Пожалуйста, ответьте по рассказу «Гладилка» на три вопроса:
1. Каким словом бабушка называла рассказчика за то, что он подкрадывался и целовал ее в щеку?
2. Где, по воспоминаниям родных, сидел рассказчик с книжкой, когда его не было видно?
3. На чем рассказчику приходилось гладить у себя дома?

▶ **Фрагмент текста**
<<<<

Гладилка

На модерации Отложенный

 Предисловие. На этот раз у меня получилось «два в одном».

        Тем, кому рассказ может показаться длинным, я предлагаю после абзаца «Конечно, мне доверялась глажка относительно простых вещей...» перейти в конец рассказа и продолжить чтение после фразы «Да, так вот — о глажке!»
        
В этом случае читатель прочтет вполне самостоятельное, на мой взгляд, эссе «Гладилка». Однако, эксперимент показал, что потом всё равно читают весь рассказ — интересно же, о чем была речь в середине!

Но предоставить право выбора — как привлекательно!

***** ***** ***** ***** *****

        Я с детства любил гладить.
        Нет, за то, что я любил подкрадываться  и целовать ее в щеку, или в какое-нибудь коричневатое пятнышко на руке бабушка называла меня «
პლოშნია»-(«плошниа») - «Чмокалка». И еще я пытался разгладить  ее морщинки.
        Нет, я сейчас имею в виду глажку, - гладить утюгом. Я помню, что беби довольно рано доверила мне это дело и совсем не для того, наверное, чтобы хоть как-то унять мою неугомонную энергию.
       Как раз наоборот, по воспоминаниям родных создается впечатление, что я был очень спокойным ребенком, за которым не нужен был «глаз да глаз», особенно, когда я пристрастился к книжкам. Говорили, что если меня не было видно, то знали — я сижу с книжкой
за платяным шкафом; было такое небольшое пространство между шкафом и боковой стеной с выключателем. Туда иногда ставили чемодан.

         (Наверное, поэтому и стал сущим кошмаром для всех неугомонный двоюродный брат Петька, появившийся немногим позже, но до чего же у него была озорная мордочка!)

         Конечно, мне доверялась глажка относительно простых вещей — чайных и банных полотенец (тогда еще не было т.н. «махровых»), салфеток, потом — наволочек и прочего постельного белья.  (Можете  перейти в конец  отсюда)


         Только у нас гладить мне было не очень удобно, потому что приходилось это делать на единственном нашем большом круглом столе, стоящем посередине небольшой комнаты. К тому же он был для меня высоковат и приходилось становиться коленями на стул, а это уже не так удобно.

         То ли дело, когда мы с беби ехали в гости к дяде Роберту с Марусей.

         (В рассказе «Что помнишь?» я рассказывал об этой семье - друзьях дедушки Пети и Дагмары с их еще счастливых Хашурских времен, которые очень помогали бабушке, когда она овдовела, оставшись одна, без профессии, с двумя мальчиками на руках. До сих пор я упоминаю их так, как их всегда воспринимали в нашей семье— парой; даже когда называли их детей — говорили «Роберта и Марусина Китти», или «Роберта и Марусин Гоги»; так что я и дальше так буду продолжать, как привык).

>>>>

▶ **Извлеченные данные**
<<<<

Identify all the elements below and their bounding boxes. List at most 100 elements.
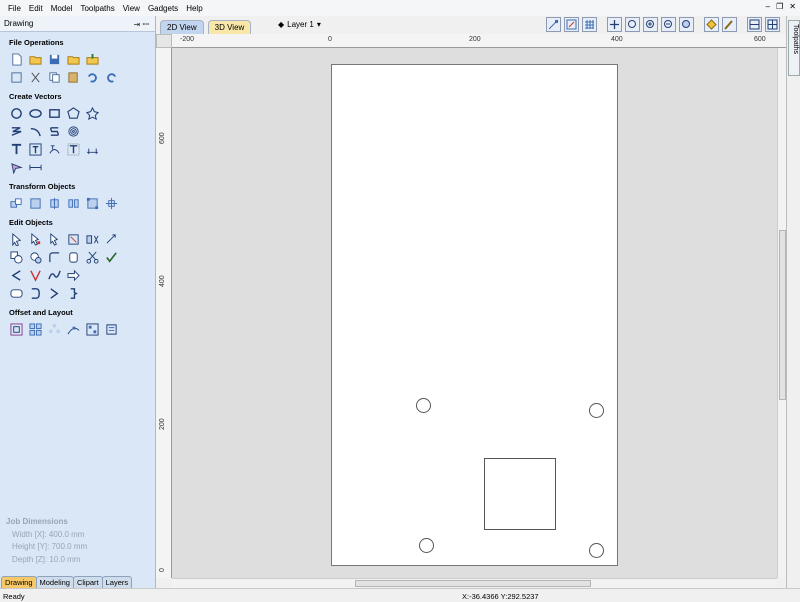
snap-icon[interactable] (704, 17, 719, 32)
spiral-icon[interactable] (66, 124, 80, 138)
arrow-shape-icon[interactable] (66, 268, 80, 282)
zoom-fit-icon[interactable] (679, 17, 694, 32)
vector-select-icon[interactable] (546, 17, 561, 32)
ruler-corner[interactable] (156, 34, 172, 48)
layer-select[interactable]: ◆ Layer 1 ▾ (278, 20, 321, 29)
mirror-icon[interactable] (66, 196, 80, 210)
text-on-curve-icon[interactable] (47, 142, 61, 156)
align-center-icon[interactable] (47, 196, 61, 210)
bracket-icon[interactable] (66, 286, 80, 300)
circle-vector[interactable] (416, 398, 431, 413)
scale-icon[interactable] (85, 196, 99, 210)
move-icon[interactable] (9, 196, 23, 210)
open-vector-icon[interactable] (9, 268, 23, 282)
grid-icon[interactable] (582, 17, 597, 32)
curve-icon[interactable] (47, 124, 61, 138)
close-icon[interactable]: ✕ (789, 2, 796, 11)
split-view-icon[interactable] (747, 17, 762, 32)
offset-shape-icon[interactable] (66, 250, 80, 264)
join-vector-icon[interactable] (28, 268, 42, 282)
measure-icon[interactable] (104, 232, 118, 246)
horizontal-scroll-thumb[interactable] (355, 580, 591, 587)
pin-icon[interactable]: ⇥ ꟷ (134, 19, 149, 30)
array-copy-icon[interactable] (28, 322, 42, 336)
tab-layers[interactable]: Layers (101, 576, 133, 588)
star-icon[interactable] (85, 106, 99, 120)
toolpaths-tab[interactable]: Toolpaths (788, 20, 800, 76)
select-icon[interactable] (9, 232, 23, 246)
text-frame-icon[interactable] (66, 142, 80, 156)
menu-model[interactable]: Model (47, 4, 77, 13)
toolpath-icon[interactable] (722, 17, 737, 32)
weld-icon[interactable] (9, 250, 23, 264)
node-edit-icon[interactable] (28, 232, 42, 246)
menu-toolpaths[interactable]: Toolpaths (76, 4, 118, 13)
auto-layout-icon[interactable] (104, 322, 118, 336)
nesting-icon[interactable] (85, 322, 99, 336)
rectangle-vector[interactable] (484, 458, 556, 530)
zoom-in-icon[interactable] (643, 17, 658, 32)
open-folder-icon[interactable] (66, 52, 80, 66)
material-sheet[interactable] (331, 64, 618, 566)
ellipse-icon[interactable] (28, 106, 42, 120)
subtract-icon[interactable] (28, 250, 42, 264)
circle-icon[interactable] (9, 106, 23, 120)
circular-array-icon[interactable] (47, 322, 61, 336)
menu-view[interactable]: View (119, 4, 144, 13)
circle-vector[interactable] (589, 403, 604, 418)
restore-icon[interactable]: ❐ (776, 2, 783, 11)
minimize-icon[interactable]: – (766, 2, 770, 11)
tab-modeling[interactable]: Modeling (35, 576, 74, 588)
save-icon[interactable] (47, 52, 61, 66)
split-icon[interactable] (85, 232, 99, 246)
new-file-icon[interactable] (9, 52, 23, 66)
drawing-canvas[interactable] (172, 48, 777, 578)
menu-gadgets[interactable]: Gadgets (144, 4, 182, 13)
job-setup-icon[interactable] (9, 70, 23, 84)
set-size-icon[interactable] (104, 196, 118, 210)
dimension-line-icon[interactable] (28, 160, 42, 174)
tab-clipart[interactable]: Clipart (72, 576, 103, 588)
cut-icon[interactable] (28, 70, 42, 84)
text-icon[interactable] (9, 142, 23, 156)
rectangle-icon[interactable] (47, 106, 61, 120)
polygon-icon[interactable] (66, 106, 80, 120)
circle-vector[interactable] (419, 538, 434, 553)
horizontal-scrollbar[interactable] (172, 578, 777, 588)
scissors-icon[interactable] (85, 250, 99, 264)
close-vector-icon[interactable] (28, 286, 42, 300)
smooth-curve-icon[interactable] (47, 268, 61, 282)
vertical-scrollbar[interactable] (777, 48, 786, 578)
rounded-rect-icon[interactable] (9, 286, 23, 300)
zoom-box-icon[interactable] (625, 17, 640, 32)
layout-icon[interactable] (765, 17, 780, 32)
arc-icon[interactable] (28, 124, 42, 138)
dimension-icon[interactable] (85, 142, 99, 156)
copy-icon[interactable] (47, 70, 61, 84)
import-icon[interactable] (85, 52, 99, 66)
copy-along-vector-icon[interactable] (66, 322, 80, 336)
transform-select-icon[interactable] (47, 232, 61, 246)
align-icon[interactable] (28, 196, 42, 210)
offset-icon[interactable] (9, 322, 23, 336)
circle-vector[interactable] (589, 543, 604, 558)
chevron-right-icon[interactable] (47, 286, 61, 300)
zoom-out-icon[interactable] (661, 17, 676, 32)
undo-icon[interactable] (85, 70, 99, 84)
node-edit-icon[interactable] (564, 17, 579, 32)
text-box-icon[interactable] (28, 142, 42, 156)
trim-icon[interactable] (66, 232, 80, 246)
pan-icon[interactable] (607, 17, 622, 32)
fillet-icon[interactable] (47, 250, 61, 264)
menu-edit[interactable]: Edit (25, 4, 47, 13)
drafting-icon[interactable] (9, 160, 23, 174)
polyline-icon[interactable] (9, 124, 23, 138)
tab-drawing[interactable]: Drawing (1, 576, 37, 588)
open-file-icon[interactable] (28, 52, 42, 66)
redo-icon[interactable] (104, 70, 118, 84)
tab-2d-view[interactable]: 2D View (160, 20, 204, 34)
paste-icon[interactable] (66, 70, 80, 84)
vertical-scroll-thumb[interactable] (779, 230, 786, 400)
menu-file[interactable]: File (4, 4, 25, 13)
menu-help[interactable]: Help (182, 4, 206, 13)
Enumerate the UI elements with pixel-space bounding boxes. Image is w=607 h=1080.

>>>>
<<<<

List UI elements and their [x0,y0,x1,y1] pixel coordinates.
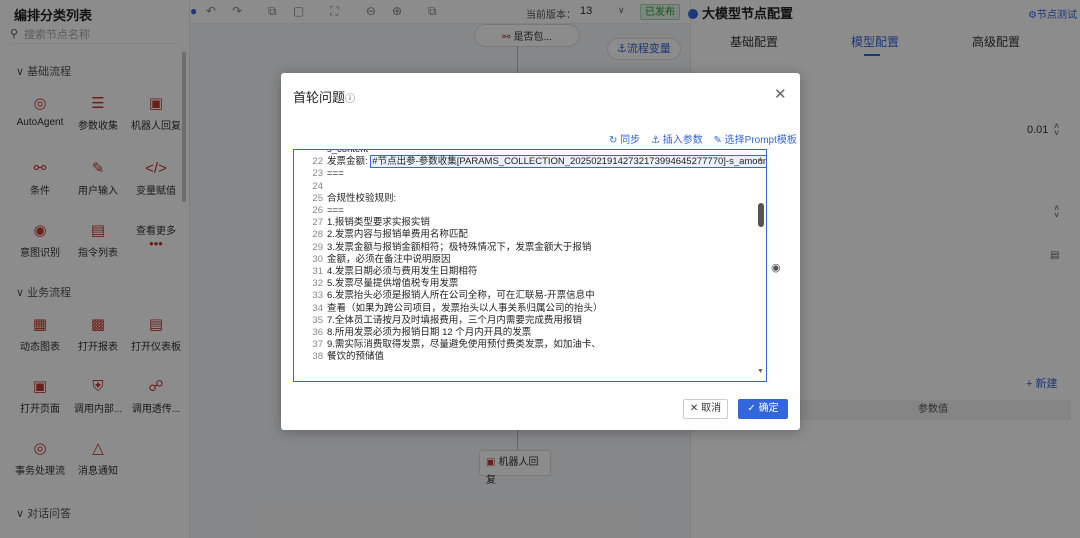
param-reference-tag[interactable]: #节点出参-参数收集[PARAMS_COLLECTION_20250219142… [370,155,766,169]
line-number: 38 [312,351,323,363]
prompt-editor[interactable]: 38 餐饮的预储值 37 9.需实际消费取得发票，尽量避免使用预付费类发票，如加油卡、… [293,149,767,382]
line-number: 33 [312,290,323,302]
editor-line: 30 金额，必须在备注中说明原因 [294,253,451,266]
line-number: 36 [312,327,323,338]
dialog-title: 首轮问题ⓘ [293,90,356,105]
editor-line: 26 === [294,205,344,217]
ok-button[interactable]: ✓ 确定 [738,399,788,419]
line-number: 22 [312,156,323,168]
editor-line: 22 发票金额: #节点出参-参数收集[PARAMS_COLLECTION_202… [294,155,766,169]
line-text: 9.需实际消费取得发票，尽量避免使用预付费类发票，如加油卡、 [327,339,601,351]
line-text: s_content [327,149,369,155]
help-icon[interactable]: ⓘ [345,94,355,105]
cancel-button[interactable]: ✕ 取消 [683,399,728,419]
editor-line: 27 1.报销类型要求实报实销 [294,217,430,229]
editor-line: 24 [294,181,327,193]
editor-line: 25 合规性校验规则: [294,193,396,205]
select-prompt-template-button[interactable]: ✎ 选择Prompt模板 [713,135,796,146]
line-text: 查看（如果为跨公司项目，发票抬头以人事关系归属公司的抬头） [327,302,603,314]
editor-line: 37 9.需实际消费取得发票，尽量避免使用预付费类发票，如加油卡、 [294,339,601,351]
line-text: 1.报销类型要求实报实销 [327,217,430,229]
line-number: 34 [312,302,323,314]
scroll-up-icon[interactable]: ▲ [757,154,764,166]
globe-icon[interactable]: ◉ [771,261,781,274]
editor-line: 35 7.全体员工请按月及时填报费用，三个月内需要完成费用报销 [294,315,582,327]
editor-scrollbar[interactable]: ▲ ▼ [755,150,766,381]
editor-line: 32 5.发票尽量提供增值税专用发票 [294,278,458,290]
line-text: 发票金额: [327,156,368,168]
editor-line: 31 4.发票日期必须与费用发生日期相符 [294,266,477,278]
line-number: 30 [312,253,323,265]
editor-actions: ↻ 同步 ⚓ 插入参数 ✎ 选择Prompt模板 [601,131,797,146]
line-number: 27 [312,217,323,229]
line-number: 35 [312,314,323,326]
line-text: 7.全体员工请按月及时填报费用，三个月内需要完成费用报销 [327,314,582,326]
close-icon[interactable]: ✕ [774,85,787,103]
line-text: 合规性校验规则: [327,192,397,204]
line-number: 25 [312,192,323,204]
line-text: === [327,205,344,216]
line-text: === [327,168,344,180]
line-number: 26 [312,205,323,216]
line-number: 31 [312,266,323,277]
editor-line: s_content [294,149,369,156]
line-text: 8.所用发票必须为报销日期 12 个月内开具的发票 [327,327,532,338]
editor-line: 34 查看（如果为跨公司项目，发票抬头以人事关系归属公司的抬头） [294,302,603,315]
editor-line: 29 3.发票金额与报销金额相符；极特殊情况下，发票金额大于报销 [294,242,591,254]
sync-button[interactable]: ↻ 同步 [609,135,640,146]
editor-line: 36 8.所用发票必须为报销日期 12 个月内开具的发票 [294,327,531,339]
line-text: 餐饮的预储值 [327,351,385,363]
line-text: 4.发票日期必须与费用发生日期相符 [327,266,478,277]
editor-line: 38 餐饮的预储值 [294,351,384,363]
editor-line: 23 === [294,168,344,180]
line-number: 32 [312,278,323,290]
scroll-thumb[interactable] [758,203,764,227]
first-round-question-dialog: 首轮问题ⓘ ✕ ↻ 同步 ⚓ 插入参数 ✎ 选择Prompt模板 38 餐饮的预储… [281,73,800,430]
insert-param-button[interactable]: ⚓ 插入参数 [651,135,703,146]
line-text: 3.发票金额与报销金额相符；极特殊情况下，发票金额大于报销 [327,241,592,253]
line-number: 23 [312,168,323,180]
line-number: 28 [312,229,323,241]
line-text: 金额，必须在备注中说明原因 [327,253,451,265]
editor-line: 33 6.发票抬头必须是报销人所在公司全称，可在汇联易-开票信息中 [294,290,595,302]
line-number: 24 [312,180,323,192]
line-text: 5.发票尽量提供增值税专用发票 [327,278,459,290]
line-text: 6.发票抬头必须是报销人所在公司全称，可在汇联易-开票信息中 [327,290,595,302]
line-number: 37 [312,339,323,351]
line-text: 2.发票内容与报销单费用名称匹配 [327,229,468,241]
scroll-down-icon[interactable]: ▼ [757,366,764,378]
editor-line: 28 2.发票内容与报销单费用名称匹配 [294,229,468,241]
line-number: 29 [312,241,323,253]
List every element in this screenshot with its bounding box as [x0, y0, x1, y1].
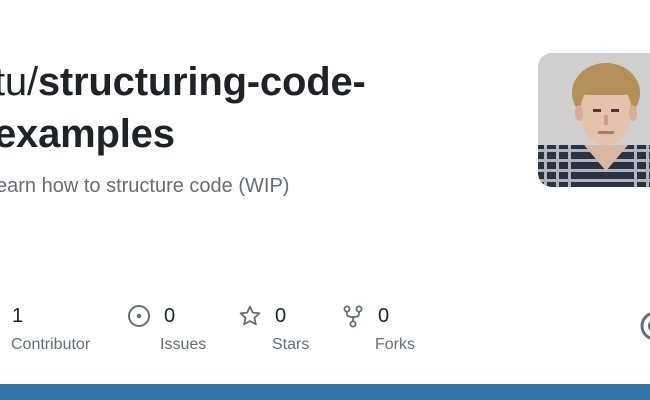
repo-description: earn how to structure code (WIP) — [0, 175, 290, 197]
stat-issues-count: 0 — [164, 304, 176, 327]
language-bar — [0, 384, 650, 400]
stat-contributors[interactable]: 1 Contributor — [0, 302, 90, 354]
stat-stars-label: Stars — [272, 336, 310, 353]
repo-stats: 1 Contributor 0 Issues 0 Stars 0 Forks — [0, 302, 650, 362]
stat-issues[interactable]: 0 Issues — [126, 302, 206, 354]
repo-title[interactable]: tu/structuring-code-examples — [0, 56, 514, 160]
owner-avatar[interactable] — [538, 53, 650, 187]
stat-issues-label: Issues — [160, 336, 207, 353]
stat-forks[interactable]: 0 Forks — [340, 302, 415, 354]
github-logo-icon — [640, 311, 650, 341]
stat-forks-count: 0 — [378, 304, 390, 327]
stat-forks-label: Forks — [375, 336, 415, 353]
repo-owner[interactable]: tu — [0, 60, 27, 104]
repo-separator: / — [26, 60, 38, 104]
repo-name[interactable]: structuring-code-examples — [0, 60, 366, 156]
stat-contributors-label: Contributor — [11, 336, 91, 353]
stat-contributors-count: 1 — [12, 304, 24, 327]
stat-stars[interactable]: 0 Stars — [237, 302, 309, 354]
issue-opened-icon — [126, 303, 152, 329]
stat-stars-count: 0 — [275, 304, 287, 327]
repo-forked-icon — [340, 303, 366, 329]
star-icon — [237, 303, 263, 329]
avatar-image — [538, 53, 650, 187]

>>>>
<<<<

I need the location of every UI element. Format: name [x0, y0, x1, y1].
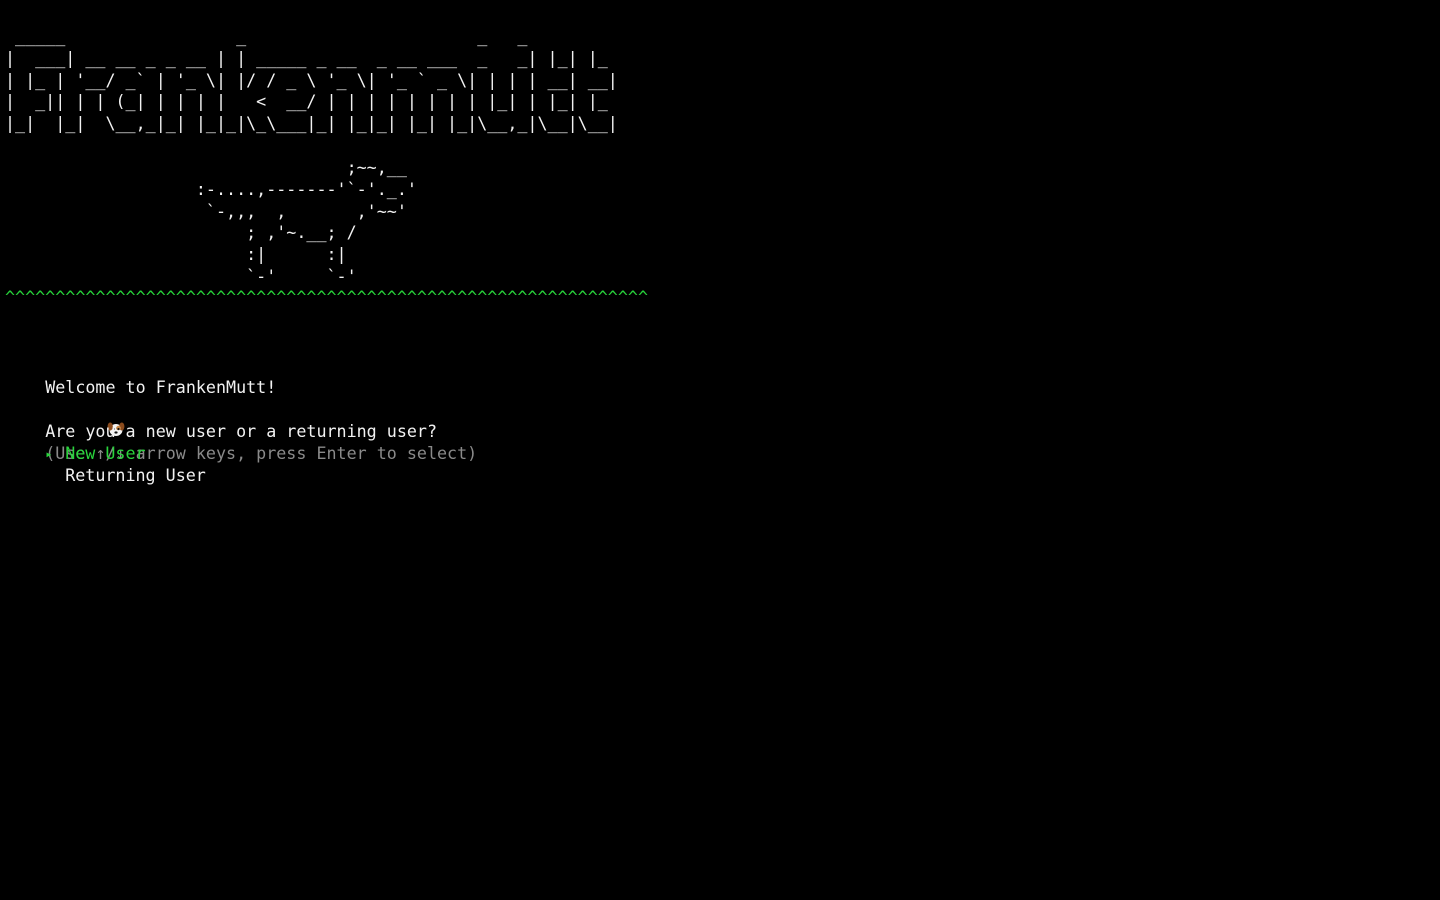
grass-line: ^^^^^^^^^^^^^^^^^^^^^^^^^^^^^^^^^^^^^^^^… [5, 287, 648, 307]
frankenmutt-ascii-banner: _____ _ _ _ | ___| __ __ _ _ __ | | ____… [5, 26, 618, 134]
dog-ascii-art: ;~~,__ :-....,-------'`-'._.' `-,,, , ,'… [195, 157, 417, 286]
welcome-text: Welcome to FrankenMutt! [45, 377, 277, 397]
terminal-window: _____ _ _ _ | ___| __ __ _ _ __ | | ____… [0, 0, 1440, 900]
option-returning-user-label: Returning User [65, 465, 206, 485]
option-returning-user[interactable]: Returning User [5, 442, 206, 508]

>>>>

▶ **Ответ**
1. «Чмокалка» («плошниа»).
2. За платяным шкафом, в небольшом пространстве между шкафом и боковой стеной с выключателем.
3. На единственном большом круглом столе посередине небольшой комнаты, стоя коленями на стуле.